§ MATERIAL SHOWN:

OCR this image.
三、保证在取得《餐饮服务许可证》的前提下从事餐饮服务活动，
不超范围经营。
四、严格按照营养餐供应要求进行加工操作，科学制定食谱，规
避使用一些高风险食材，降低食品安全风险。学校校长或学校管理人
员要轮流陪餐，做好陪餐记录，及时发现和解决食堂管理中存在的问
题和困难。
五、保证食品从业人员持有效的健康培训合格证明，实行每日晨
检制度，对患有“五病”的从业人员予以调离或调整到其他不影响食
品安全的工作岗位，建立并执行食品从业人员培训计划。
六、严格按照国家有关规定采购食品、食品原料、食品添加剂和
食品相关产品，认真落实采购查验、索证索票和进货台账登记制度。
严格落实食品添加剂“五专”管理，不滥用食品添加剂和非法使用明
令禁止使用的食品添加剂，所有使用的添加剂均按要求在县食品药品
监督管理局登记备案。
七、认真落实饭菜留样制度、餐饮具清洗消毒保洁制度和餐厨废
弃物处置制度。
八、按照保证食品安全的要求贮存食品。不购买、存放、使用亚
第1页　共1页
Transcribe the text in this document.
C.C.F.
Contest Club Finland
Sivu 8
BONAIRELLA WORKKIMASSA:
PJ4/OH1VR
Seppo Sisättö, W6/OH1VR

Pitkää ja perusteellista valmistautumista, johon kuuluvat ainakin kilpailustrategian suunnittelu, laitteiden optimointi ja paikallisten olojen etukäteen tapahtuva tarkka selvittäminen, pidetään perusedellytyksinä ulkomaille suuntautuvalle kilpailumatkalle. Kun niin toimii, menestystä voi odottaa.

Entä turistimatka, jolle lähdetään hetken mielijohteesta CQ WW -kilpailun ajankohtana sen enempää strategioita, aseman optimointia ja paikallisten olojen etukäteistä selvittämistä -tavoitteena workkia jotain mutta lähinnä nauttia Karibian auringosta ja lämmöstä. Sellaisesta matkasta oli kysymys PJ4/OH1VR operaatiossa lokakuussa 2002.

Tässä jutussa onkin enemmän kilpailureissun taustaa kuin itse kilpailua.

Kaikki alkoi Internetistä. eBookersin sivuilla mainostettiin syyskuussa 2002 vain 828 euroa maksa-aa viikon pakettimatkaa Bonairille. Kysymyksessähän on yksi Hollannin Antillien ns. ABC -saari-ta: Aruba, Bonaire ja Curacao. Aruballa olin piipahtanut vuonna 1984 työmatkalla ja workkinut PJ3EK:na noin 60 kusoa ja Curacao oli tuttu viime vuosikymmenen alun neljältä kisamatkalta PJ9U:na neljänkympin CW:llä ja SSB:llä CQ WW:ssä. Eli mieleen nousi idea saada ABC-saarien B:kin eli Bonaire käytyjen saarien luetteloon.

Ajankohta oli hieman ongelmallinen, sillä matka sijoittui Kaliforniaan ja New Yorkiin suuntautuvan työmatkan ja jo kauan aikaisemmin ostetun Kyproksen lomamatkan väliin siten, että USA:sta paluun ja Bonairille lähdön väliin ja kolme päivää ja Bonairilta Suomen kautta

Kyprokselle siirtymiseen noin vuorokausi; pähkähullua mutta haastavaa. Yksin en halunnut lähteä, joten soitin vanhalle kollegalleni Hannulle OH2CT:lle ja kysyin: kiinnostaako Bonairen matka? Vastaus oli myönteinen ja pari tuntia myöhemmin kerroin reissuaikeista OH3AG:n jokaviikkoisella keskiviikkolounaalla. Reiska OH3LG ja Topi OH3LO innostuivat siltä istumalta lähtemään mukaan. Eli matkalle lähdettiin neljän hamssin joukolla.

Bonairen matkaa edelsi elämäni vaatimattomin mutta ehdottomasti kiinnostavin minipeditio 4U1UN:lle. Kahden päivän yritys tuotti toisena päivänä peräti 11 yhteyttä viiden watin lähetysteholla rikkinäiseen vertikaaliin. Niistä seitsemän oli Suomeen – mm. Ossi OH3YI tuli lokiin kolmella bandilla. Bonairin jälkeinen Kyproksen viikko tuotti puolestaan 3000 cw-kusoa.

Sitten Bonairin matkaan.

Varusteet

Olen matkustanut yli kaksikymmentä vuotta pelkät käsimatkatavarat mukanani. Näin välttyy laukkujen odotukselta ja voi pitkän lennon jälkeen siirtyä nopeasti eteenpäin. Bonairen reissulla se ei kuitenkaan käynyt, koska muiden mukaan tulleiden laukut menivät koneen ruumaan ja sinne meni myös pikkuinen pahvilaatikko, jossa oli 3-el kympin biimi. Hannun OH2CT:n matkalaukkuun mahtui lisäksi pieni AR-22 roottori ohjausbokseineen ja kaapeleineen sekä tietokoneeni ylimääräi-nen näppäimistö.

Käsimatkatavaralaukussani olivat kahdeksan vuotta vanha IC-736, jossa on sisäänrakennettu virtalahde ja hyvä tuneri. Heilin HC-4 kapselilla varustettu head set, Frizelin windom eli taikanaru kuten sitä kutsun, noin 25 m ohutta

§ REQUEST:
Which lines include the word "paikallisten"? List them all.

§ COMPLETED EXERCISE:
Pitkää ja perusteellista valmistautumista, johon kuuluvat ainakin kilpailustrategian suunnittelu, laitteiden optimointi ja paikallisten olojen etukäteen tapahtuva tarkka selvittäminen, pidetään perusedellytyksinä ulkomaille suuntautuvalle kilpailumatkalle. Kun niin toimii, menestystä voi odottaa.
Entä turistimatka, jolle lähdetään hetken mielijohteesta CQ WW -kilpailun ajankohtana sen enempää strategioita, aseman optimointia ja paikallisten olojen etukäteistä selvittämistä -tavoitteena workkia jotain mutta lähinnä nauttia Karibian auringosta ja lämmöstä. Sellaisesta matkasta oli kysymys PJ4/OH1VR operaatiossa lokakuussa 2002.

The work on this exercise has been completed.